Stored items:
* * * * *

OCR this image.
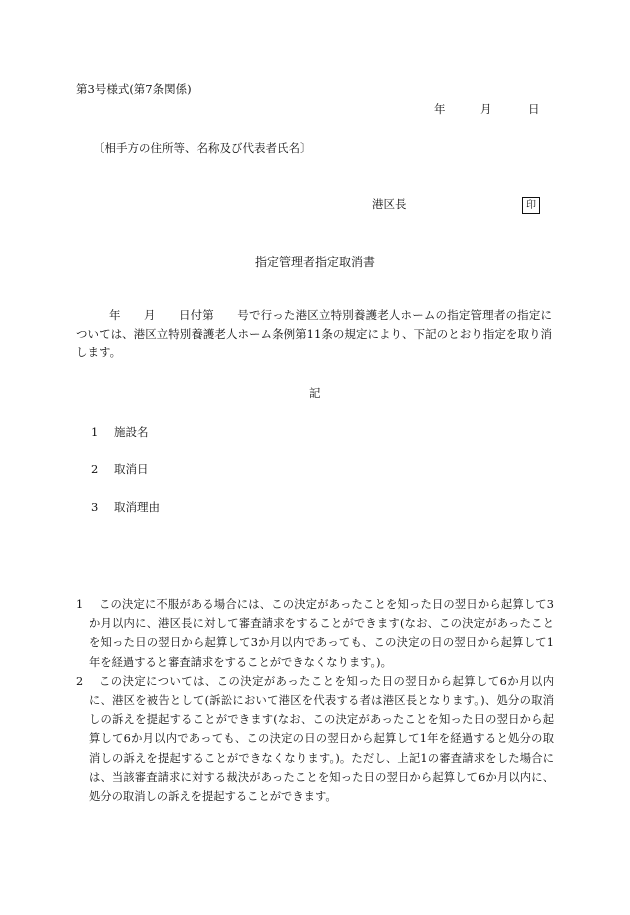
第3号様式(第7条関係)
年	月	日
〔相手方の住所等、名称及び代表者氏名〕
港区長	印
指定管理者指定取消書
年　　月　　日付第　　号で行った港区立特別養護老人ホームの指定管理者の指定については、港区立特別養護老人ホーム条例第11条の規定により、下記のとおり指定を取り消します。
記
1 施設名
2 取消日
3 取消理由
1	この決定に不服がある場合には、この決定があったことを知った日の翌日から起算して3か月以内に、港区長に対して審査請求をすることができます(なお、この決定があったことを知った日の翌日から起算して3か月以内であっても、この決定の日の翌日から起算して1年を経過すると審査請求をすることができなくなります。)。
2	この決定については、この決定があったことを知った日の翌日から起算して6か月以内に、港区を被告として(訴訟において港区を代表する者は港区長となります。)、処分の取消しの訴えを提起することができます(なお、この決定があったことを知った日の翌日から起算して6か月以内であっても、この決定の日の翌日から起算して1年を経過すると処分の取消しの訴えを提起することができなくなります。)。ただし、上記1の審査請求をした場合には、当該審査請求に対する裁決があったことを知った日の翌日から起算して6か月以内に、処分の取消しの訴えを提起することができます。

* * * * *

• Written exercise:
Return each line exactly as written. Any picture gets left out.

• Exercise solution:
OCR this image.
第3号様式(第7条関係)
年	月	日
〔相手方の住所等、名称及び代表者氏名〕
港区長	印
指定管理者指定取消書
年　　月　　日付第　　号で行った港区立特別養護老人ホームの指定管理者の指定については、港区立特別養護老人ホーム条例第11条の規定により、下記のとおり指定を取り消します。
記
1 施設名
2 取消日
3 取消理由
1	この決定に不服がある場合には、この決定があったことを知った日の翌日から起算して3か月以内に、港区長に対して審査請求をすることができます(なお、この決定があったことを知った日の翌日から起算して3か月以内であっても、この決定の日の翌日から起算して1年を経過すると審査請求をすることができなくなります。)。
2	この決定については、この決定があったことを知った日の翌日から起算して6か月以内に、港区を被告として(訴訟において港区を代表する者は港区長となります。)、処分の取消しの訴えを提起することができます(なお、この決定があったことを知った日の翌日から起算して6か月以内であっても、この決定の日の翌日から起算して1年を経過すると処分の取消しの訴えを提起することができなくなります。)。ただし、上記1の審査請求をした場合には、当該審査請求に対する裁決があったことを知った日の翌日から起算して6か月以内に、処分の取消しの訴えを提起することができます。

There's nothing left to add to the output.